#### Data entries
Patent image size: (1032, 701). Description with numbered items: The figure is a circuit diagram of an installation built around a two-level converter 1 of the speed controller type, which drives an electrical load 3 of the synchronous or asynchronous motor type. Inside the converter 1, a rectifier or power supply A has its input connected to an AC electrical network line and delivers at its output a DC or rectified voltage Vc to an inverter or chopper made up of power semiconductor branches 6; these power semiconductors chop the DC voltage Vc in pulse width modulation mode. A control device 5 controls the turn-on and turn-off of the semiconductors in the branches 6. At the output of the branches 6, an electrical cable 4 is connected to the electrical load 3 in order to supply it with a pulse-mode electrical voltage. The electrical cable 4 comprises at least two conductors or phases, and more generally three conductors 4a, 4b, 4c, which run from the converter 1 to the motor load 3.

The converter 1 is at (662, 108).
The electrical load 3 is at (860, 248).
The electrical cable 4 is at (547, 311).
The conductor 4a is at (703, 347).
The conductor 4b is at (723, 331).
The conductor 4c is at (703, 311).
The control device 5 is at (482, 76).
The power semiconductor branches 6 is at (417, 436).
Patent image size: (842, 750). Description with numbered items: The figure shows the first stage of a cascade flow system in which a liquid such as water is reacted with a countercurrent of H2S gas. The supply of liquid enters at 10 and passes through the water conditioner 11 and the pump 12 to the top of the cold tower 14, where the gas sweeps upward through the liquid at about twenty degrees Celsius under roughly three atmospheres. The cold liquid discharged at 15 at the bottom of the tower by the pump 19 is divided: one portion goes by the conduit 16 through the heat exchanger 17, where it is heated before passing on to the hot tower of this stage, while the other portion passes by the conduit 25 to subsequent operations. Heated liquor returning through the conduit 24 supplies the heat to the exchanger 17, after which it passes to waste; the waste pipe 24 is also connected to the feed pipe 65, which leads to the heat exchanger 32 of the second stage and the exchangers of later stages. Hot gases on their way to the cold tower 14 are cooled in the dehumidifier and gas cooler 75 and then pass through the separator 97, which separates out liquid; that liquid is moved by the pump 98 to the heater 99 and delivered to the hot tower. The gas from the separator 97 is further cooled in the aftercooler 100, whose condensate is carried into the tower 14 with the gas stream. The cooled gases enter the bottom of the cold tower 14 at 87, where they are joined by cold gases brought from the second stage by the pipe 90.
########
#### Data entries
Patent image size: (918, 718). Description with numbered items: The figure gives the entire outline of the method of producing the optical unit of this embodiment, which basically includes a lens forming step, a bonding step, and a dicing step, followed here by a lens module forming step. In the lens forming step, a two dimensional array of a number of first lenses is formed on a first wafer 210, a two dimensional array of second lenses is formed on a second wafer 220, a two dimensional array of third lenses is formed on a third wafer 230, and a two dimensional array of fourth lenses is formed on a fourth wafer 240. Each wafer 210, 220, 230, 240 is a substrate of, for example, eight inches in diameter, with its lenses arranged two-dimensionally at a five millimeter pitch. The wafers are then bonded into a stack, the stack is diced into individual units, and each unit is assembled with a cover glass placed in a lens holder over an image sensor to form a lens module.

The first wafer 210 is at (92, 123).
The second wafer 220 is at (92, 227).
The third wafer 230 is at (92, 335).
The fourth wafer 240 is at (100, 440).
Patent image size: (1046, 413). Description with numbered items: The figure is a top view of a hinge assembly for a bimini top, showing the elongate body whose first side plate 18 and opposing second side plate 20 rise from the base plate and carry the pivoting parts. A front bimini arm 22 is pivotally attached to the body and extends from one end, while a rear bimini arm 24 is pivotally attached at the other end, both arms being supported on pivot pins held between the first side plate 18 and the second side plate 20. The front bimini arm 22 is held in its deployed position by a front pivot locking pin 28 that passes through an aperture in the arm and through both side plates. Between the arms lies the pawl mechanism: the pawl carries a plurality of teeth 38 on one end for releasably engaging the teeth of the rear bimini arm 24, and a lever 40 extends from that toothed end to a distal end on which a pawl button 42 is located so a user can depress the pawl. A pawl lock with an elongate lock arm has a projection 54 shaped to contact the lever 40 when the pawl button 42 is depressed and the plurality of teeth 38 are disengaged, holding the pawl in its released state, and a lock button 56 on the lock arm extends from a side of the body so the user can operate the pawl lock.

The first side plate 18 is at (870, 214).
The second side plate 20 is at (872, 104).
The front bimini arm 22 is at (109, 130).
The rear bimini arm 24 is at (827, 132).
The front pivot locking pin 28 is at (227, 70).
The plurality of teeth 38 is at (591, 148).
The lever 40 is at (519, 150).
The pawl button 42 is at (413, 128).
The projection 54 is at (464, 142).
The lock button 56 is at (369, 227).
########
**Work to do**
Put the part of the material above that opens with the line containing "Patent image size: (1032, 701)." and closes with the line containing "The power semiconductor" into a numbered list, skipping blank lines. Include both of those lines and no others.

**Final result**
1. Patent image size: (1032, 701). Description with numbered items: The figure is a circuit diagram of an installation built around a two-level converter 1 of the speed controller type, which drives an electrical load 3 of the synchronous or asynchronous motor type. Inside the converter 1, a rectifier or power supply A has its input connected to an AC electrical network line and delivers at its output a DC or rectified voltage Vc to an inverter or chopper made up of power semiconductor branches 6; these power semiconductors chop the DC voltage Vc in pulse width modulation mode. A control device 5 controls the turn-on and turn-off of the semiconductors in the branches 6. At the output of the branches 6, an electrical cable 4 is connected to the electrical load 3 in order to supply it with a pulse-mode electrical voltage. The electrical cable 4 comprises at least two conductors or phases, and more generally three conductors 4a, 4b, 4c, which run from the converter 1 to the motor load 3.
2. The converter 1 is at (662, 108).
3. The electrical load 3 is at (860, 248).
4. The electrical cable 4 is at (547, 311).
5. The conductor 4a is at (703, 347).
6. The conductor 4b is at (723, 331).
7. The conductor 4c is at (703, 311).
8. The control device 5 is at (482, 76).
9. The power semiconductor branches 6 is at (417, 436).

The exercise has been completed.